Directions:
Below are entries; tally how many lines hold the string "count" and answer with only that figure.

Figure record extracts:
━━━━

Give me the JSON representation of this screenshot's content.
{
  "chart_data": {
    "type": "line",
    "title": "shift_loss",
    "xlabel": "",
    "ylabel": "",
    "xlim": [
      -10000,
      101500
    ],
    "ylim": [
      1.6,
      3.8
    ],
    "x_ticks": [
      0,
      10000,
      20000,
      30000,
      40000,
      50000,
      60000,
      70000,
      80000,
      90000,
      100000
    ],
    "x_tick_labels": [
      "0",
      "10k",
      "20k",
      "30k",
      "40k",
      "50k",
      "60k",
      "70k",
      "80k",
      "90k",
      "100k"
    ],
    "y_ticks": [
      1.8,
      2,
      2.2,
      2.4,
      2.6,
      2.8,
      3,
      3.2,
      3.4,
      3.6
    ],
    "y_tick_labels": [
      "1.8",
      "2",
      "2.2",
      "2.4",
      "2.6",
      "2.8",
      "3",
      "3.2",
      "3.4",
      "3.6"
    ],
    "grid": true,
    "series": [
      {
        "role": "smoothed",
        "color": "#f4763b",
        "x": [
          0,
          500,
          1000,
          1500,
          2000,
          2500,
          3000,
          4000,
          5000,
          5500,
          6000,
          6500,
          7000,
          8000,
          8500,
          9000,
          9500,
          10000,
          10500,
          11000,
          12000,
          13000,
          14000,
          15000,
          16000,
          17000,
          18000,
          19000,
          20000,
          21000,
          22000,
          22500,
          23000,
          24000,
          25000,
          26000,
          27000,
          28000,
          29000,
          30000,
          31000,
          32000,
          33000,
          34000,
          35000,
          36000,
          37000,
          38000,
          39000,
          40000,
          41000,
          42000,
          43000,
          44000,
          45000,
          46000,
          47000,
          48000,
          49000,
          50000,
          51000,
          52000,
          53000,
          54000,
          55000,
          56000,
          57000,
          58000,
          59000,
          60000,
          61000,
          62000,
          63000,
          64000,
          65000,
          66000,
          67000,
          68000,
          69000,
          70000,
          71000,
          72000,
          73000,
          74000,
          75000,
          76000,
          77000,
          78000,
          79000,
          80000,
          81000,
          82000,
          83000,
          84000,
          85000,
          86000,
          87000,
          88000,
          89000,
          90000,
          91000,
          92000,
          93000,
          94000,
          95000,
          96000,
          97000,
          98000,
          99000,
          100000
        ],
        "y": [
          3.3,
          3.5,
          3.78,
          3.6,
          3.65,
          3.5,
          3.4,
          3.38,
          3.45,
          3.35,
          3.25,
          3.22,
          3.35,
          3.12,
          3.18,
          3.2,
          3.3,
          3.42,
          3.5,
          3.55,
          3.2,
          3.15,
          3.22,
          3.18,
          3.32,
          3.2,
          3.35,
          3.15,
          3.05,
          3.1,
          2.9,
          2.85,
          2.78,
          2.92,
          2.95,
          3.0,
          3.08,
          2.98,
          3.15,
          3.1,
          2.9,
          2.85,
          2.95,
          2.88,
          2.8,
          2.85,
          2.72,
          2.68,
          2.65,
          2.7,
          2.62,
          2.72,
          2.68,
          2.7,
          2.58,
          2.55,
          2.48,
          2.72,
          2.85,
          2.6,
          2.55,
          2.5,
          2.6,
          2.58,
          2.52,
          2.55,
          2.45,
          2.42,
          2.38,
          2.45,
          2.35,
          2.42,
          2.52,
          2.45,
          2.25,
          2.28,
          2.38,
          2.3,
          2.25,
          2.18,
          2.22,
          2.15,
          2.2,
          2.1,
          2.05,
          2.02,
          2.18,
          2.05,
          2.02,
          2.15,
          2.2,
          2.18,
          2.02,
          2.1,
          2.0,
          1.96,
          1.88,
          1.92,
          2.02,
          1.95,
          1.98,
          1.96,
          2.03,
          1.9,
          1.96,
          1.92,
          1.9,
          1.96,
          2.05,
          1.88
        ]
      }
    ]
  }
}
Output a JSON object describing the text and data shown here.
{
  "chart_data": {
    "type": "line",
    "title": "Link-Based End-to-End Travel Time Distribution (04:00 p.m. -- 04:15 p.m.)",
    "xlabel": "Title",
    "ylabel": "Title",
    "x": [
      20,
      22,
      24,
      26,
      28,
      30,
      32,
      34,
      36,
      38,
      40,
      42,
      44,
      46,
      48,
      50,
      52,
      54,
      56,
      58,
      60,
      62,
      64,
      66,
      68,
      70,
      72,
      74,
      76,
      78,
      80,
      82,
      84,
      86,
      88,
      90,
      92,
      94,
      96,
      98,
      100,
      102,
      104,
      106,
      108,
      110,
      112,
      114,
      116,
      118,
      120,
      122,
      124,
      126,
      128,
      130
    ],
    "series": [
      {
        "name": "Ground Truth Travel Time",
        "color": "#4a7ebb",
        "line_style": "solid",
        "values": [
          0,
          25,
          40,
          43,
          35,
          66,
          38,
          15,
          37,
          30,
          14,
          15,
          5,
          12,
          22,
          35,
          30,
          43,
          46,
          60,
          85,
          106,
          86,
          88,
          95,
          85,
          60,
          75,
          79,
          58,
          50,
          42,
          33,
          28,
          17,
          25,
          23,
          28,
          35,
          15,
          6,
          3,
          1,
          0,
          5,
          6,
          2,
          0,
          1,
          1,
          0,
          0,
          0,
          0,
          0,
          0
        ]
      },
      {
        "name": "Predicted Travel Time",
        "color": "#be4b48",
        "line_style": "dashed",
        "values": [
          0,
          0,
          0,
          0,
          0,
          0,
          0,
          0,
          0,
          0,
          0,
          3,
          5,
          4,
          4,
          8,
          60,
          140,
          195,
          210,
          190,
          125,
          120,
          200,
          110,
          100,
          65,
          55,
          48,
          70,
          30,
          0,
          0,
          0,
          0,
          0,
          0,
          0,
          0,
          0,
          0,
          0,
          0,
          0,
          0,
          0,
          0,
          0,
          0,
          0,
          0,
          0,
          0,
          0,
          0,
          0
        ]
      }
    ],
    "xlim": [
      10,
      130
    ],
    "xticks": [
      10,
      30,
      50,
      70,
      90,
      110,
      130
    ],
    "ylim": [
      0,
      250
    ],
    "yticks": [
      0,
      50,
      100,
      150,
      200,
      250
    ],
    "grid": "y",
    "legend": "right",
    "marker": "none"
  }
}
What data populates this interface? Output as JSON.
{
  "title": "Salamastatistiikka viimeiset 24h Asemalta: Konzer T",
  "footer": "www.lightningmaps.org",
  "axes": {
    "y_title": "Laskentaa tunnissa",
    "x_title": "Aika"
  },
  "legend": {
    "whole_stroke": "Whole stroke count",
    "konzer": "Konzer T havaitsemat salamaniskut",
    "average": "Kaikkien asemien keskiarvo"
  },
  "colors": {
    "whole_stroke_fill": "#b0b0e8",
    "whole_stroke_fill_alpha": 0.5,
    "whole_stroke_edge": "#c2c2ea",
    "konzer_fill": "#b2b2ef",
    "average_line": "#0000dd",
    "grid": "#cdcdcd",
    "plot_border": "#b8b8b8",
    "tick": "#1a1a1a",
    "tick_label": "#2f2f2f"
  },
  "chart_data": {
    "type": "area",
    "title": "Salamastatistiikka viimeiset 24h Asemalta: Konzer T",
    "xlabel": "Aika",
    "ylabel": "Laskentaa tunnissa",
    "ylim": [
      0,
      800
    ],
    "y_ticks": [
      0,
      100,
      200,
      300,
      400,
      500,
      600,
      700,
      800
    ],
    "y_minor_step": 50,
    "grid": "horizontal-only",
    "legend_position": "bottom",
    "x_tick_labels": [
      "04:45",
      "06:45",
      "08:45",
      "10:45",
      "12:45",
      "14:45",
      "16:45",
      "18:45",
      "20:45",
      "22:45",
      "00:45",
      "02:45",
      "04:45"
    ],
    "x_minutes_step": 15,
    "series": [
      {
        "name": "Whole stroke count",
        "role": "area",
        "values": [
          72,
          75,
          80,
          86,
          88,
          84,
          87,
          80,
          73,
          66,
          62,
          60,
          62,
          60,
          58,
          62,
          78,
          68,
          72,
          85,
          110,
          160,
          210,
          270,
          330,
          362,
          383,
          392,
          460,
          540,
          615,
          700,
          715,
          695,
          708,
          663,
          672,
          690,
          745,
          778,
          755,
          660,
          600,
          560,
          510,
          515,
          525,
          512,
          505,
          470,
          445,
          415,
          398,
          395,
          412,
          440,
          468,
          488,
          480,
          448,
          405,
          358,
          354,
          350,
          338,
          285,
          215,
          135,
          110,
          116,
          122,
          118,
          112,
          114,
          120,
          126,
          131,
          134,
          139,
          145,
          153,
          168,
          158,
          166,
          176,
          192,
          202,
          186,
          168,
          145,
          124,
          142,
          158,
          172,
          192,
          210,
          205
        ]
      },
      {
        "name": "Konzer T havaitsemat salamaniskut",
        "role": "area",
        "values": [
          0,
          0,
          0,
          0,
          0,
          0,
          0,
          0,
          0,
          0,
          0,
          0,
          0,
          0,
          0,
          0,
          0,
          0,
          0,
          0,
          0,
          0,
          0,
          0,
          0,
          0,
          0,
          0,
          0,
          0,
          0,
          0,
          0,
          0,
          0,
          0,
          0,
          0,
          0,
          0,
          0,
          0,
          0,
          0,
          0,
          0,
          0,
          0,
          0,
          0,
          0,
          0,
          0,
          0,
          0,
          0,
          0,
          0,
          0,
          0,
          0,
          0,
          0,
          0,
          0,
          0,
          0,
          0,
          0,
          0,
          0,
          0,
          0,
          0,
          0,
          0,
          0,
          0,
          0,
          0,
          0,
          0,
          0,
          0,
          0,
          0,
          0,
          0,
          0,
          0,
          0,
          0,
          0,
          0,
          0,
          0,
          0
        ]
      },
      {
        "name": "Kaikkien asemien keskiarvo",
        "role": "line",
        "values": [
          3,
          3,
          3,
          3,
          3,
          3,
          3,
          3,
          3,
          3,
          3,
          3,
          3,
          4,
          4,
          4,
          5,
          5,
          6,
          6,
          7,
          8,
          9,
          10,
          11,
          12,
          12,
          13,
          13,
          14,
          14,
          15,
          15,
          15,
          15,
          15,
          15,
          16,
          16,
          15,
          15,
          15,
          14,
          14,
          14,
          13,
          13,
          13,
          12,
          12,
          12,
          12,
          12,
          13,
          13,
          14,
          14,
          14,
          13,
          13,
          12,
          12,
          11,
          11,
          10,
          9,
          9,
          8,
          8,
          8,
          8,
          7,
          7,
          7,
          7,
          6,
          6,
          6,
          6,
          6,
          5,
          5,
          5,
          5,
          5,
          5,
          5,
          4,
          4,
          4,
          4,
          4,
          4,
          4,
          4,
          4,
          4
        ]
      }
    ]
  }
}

━━━━

Answer to the exercise:
2